**EXERCISE**:
Copy out the listing that follows, exactly, without its pictures.

****

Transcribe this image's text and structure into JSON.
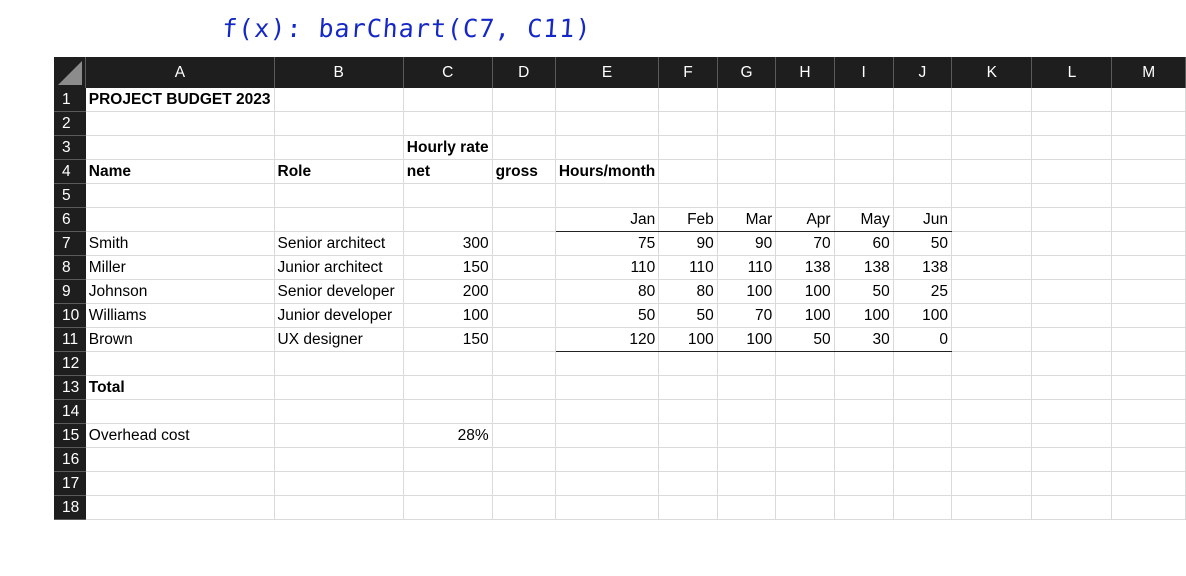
{
  "formula_bar": {
    "text": "f(x): barChart(C7, C11)"
  },
  "columns": [
    "A",
    "B",
    "C",
    "D",
    "E",
    "F",
    "G",
    "H",
    "I",
    "J",
    "K",
    "L",
    "M"
  ],
  "rows": [
    "1",
    "2",
    "3",
    "4",
    "5",
    "6",
    "7",
    "8",
    "9",
    "10",
    "11",
    "12",
    "13",
    "14",
    "15",
    "16",
    "17",
    "18"
  ],
  "cells": {
    "A1": "PROJECT BUDGET 2023",
    "C3": "Hourly rate",
    "A4": "Name",
    "B4": "Role",
    "C4": "net",
    "D4": "gross",
    "E4": "Hours/month",
    "E6": "Jan",
    "F6": "Feb",
    "G6": "Mar",
    "H6": "Apr",
    "I6": "May",
    "J6": "Jun",
    "A7": "Smith",
    "B7": "Senior architect",
    "C7": "300",
    "E7": "75",
    "F7": "90",
    "G7": "90",
    "H7": "70",
    "I7": "60",
    "J7": "50",
    "A8": "Miller",
    "B8": "Junior architect",
    "C8": "150",
    "E8": "110",
    "F8": "110",
    "G8": "110",
    "H8": "138",
    "I8": "138",
    "J8": "138",
    "A9": "Johnson",
    "B9": "Senior developer",
    "C9": "200",
    "E9": "80",
    "F9": "80",
    "G9": "100",
    "H9": "100",
    "I9": "50",
    "J9": "25",
    "A10": "Williams",
    "B10": "Junior developer",
    "C10": "100",
    "E10": "50",
    "F10": "50",
    "G10": "70",
    "H10": "100",
    "I10": "100",
    "J10": "100",
    "A11": "Brown",
    "B11": "UX designer",
    "C11": "150",
    "E11": "120",
    "F11": "100",
    "G11": "100",
    "H11": "50",
    "I11": "30",
    "J11": "0",
    "A13": "Total",
    "A15": "Overhead cost",
    "C15": "28%"
  }
}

****

**ANSWER TO THIS EXERCISE**:
Transcribe this image's text and structure into JSON.
{
  "formula_bar": {
    "text": "f(x): barChart(C7, C11)"
  },
  "columns": [
    "A",
    "B",
    "C",
    "D",
    "E",
    "F",
    "G",
    "H",
    "I",
    "J",
    "K",
    "L",
    "M"
  ],
  "rows": [
    "1",
    "2",
    "3",
    "4",
    "5",
    "6",
    "7",
    "8",
    "9",
    "10",
    "11",
    "12",
    "13",
    "14",
    "15",
    "16",
    "17",
    "18"
  ],
  "cells": {
    "A1": "PROJECT BUDGET 2023",
    "C3": "Hourly rate",
    "A4": "Name",
    "B4": "Role",
    "C4": "net",
    "D4": "gross",
    "E4": "Hours/month",
    "E6": "Jan",
    "F6": "Feb",
    "G6": "Mar",
    "H6": "Apr",
    "I6": "May",
    "J6": "Jun",
    "A7": "Smith",
    "B7": "Senior architect",
    "C7": "300",
    "E7": "75",
    "F7": "90",
    "G7": "90",
    "H7": "70",
    "I7": "60",
    "J7": "50",
    "A8": "Miller",
    "B8": "Junior architect",
    "C8": "150",
    "E8": "110",
    "F8": "110",
    "G8": "110",
    "H8": "138",
    "I8": "138",
    "J8": "138",
    "A9": "Johnson",
    "B9": "Senior developer",
    "C9": "200",
    "E9": "80",
    "F9": "80",
    "G9": "100",
    "H9": "100",
    "I9": "50",
    "J9": "25",
    "A10": "Williams",
    "B10": "Junior developer",
    "C10": "100",
    "E10": "50",
    "F10": "50",
    "G10": "70",
    "H10": "100",
    "I10": "100",
    "J10": "100",
    "A11": "Brown",
    "B11": "UX designer",
    "C11": "150",
    "E11": "120",
    "F11": "100",
    "G11": "100",
    "H11": "50",
    "I11": "30",
    "J11": "0",
    "A13": "Total",
    "A15": "Overhead cost",
    "C15": "28%"
  }
}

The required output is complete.